*Entries supplied*:
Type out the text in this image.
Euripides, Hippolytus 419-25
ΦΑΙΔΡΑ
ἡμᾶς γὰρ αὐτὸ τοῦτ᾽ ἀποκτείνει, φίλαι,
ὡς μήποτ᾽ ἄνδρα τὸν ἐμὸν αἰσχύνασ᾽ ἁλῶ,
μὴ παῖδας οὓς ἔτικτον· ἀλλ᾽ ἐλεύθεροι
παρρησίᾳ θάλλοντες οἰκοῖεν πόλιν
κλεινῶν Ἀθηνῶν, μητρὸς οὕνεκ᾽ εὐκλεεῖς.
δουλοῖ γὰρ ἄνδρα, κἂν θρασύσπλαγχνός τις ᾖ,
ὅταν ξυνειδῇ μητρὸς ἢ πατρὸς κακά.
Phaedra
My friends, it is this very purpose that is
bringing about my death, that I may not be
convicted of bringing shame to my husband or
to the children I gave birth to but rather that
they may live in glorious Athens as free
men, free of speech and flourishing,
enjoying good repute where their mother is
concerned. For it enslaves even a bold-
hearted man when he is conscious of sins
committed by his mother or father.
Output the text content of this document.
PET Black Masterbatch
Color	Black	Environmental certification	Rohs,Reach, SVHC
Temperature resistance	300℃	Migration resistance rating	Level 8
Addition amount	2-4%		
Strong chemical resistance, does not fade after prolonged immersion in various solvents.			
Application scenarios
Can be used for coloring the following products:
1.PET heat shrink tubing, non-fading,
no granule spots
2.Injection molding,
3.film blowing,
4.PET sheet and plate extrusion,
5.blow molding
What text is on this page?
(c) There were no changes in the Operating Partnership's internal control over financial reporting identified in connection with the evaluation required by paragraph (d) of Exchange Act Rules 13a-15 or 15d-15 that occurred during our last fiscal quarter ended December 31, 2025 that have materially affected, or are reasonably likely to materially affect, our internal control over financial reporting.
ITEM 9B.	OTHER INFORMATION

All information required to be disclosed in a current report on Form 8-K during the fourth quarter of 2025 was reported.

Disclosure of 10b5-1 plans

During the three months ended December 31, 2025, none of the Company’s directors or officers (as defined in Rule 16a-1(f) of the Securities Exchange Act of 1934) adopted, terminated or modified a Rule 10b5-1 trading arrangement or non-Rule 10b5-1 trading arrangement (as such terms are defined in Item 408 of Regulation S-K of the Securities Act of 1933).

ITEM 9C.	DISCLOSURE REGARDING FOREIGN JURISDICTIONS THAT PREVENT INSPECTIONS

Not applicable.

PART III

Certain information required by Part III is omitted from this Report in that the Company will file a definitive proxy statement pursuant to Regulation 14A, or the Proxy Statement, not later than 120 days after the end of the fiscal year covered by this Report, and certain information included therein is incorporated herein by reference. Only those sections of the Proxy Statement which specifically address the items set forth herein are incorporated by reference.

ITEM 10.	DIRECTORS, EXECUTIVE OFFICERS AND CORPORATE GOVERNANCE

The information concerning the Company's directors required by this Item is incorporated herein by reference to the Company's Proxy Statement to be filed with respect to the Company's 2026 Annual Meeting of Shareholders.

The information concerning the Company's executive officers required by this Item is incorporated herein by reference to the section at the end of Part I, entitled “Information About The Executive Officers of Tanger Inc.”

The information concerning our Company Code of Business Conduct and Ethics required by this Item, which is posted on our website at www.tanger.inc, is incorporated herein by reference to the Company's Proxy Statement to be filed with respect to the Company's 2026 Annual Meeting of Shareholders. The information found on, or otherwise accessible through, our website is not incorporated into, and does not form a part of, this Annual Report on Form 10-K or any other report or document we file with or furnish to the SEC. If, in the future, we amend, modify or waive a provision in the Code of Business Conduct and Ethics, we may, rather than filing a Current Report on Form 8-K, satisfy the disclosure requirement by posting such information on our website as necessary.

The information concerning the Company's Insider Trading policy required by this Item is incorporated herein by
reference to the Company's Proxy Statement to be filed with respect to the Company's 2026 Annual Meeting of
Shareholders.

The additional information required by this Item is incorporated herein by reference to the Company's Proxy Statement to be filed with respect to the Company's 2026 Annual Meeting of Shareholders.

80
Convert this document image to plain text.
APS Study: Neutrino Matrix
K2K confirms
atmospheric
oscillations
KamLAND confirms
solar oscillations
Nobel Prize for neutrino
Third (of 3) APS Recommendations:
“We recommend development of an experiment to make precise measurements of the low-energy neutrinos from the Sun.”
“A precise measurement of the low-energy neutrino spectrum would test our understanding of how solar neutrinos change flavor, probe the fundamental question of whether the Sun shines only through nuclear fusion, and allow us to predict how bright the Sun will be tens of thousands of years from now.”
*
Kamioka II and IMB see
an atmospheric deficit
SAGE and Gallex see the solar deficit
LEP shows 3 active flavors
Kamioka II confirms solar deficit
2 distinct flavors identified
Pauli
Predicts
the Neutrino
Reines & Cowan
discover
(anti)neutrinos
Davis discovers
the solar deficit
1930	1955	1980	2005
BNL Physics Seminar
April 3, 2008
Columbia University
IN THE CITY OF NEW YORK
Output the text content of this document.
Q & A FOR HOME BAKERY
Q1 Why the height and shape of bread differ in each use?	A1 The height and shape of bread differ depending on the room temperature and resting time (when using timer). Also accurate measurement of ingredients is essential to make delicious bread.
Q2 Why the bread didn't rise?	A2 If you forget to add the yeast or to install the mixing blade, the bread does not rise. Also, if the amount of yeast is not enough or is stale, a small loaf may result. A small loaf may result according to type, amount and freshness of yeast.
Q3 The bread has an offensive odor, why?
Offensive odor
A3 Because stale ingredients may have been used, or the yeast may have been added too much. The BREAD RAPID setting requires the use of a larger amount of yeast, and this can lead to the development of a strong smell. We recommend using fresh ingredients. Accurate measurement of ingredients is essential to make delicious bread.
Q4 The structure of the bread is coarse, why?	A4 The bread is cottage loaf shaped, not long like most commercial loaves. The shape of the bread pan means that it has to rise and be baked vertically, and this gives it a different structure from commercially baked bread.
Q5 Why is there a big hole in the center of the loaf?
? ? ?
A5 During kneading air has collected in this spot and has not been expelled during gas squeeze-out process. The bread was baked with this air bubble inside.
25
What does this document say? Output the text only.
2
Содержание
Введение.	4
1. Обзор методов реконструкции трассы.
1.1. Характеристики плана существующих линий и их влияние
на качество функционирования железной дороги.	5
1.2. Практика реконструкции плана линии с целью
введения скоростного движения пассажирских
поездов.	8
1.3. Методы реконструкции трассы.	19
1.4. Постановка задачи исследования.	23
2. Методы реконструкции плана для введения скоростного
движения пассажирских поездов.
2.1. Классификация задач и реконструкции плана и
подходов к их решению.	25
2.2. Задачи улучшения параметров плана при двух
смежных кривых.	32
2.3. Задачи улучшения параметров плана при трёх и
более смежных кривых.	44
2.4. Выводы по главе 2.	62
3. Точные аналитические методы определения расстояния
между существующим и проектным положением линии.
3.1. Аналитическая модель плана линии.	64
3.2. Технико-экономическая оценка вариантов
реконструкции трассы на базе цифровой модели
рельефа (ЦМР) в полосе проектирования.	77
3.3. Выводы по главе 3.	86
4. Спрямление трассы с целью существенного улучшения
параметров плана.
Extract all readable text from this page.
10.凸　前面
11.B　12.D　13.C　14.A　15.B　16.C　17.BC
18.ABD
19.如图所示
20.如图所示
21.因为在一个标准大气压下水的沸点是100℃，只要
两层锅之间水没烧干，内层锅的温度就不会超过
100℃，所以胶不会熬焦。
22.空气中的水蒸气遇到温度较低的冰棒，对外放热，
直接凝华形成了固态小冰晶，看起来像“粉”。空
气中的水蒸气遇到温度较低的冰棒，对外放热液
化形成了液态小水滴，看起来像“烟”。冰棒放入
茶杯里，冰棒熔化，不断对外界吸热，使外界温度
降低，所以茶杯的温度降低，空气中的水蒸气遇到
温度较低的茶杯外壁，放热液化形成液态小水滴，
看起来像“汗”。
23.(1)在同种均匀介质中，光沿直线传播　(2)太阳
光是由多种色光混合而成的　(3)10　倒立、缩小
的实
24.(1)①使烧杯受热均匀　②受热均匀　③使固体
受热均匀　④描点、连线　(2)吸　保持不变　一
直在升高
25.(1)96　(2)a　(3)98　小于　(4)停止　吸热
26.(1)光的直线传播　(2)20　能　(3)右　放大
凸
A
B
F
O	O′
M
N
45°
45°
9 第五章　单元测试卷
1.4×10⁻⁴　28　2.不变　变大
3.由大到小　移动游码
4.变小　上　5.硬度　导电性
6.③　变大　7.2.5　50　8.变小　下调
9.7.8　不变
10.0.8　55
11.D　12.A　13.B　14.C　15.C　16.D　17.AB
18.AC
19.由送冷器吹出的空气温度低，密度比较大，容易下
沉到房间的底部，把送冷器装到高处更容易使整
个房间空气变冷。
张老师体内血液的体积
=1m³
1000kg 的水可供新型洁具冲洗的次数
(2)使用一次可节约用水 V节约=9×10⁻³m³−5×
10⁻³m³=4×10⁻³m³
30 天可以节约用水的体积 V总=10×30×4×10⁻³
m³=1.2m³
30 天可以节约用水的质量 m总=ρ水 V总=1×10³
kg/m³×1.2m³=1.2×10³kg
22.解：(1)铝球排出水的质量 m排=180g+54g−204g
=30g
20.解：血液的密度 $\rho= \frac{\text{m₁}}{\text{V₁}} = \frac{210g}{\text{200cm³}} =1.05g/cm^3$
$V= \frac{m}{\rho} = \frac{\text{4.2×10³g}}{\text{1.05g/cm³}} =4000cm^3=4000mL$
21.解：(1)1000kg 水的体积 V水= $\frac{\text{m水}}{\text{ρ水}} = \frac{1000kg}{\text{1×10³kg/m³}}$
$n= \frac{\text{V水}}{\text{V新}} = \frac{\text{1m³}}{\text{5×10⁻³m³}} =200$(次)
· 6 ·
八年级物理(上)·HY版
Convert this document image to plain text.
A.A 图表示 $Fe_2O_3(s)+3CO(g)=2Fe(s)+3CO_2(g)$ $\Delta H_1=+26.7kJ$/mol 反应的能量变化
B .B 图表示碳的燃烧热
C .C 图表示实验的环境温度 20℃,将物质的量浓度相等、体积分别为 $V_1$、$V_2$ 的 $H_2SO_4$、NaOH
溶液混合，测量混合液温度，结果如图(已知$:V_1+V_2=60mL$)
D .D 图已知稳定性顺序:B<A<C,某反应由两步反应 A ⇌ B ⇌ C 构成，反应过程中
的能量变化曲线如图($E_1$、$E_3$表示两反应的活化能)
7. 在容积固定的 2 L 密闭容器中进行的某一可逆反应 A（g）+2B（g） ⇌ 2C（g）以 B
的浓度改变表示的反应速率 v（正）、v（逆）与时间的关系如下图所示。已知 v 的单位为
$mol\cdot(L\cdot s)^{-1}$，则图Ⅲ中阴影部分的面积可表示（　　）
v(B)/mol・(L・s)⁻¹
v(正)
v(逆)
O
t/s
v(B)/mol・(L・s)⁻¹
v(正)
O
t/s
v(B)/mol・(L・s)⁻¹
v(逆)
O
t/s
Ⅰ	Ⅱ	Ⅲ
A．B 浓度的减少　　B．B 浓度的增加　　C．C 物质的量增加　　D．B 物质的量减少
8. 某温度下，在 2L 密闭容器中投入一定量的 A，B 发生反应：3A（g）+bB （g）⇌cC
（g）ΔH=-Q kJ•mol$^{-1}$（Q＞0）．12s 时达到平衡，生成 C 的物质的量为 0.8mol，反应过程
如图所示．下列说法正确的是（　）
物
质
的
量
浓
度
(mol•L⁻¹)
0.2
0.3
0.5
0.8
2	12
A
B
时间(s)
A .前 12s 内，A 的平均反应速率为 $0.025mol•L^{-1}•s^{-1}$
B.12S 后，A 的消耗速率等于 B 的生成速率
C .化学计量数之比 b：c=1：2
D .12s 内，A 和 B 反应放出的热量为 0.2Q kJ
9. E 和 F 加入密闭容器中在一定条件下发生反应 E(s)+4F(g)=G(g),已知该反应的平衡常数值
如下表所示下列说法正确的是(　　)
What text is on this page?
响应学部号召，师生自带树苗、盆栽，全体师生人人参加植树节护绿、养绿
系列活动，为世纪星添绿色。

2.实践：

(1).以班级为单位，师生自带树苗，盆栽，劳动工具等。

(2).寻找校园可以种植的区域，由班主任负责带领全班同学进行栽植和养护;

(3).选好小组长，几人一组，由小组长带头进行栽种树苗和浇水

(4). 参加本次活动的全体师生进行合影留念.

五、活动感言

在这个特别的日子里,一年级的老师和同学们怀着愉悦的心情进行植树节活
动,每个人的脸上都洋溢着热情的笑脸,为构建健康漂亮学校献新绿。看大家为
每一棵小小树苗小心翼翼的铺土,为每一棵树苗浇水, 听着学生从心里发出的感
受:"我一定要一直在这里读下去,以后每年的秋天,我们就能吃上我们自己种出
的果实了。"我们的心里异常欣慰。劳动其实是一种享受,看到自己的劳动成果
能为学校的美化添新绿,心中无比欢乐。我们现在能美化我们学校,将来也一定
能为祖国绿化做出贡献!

*Exercise*: From the data above, copy each line where the string "rather" appears.

*Response*:
to the children I gave birth to but rather that
The information concerning our Company Code of Business Conduct and Ethics required by this Item, which is posted on our website at www.tanger.inc, is incorporated herein by reference to the Company's Proxy Statement to be filed with respect to the Company's 2026 Annual Meeting of Shareholders. The information found on, or otherwise accessible through, our website is not incorporated into, and does not form a part of, this Annual Report on Form 10-K or any other report or document we file with or furnish to the SEC. If, in the future, we amend, modify or waive a provision in the Code of Business Conduct and Ethics, we may, rather than filing a Current Report on Form 8-K, satisfy the disclosure requirement by posting such information on our website as necessary.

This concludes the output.